__AIM__
Give only the number of lines that contain the word "title".

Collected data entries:
━━━
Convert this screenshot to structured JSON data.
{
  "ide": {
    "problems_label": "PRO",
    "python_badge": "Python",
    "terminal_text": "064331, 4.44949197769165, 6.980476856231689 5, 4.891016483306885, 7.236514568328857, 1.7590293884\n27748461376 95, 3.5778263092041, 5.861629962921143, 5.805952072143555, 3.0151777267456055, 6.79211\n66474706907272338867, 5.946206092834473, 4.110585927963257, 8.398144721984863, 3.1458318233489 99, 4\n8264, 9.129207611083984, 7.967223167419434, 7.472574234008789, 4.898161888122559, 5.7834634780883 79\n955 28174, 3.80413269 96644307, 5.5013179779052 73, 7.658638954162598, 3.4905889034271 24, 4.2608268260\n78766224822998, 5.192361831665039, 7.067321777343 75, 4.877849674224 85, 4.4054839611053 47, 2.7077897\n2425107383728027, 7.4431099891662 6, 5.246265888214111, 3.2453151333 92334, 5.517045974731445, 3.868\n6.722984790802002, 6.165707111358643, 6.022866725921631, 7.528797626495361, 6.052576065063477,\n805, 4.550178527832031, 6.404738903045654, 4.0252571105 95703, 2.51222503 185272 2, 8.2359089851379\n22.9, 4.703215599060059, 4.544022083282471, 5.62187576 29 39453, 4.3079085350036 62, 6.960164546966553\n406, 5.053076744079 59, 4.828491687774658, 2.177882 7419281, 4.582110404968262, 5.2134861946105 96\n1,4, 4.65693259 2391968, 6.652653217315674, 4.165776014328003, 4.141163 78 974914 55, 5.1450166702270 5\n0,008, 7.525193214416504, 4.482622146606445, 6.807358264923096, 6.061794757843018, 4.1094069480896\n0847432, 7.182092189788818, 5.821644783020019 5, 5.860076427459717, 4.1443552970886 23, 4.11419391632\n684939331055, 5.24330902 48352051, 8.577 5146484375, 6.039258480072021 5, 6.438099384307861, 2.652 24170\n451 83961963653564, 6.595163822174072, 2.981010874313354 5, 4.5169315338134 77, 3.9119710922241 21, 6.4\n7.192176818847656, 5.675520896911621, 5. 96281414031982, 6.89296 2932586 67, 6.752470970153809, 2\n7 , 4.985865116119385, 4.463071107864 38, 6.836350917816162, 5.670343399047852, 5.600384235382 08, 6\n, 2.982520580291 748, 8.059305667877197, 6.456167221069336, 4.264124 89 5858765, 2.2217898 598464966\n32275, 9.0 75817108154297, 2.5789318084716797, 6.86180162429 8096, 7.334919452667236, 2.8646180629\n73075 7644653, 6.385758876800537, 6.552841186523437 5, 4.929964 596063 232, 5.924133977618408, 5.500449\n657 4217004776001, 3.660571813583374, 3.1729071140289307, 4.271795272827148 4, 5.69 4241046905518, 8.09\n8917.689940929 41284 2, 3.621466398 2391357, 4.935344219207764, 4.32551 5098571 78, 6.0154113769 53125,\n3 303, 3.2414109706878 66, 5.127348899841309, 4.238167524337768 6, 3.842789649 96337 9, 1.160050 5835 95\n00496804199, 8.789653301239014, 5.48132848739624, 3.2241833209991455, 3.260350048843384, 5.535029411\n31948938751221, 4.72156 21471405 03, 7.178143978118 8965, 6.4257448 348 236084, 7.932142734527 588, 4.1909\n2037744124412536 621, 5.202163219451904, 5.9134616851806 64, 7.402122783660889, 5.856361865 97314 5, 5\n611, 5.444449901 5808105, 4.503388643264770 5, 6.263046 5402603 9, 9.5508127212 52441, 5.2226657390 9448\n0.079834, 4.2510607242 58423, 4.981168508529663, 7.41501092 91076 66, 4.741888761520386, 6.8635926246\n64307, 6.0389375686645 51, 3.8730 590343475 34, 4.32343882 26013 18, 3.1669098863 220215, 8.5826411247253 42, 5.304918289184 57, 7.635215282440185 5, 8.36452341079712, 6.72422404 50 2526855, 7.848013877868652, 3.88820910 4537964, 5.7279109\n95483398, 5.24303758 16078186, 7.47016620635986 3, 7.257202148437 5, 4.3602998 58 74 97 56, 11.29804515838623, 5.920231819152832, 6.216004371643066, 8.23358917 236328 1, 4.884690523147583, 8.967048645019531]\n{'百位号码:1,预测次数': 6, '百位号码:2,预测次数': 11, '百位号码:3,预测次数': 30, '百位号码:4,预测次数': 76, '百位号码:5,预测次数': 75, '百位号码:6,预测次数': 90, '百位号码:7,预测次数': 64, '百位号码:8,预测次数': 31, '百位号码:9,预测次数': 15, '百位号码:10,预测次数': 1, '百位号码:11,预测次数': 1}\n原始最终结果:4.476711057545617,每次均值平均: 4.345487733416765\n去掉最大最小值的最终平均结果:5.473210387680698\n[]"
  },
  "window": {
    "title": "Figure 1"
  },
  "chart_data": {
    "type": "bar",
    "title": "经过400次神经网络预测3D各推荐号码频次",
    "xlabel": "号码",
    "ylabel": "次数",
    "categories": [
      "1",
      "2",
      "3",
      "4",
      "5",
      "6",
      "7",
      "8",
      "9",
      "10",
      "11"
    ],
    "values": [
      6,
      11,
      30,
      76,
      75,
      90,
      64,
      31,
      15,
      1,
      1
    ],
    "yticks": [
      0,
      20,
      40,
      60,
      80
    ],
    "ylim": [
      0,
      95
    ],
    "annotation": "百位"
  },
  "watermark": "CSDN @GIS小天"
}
━━━
__EXPECTED ANSWER__
2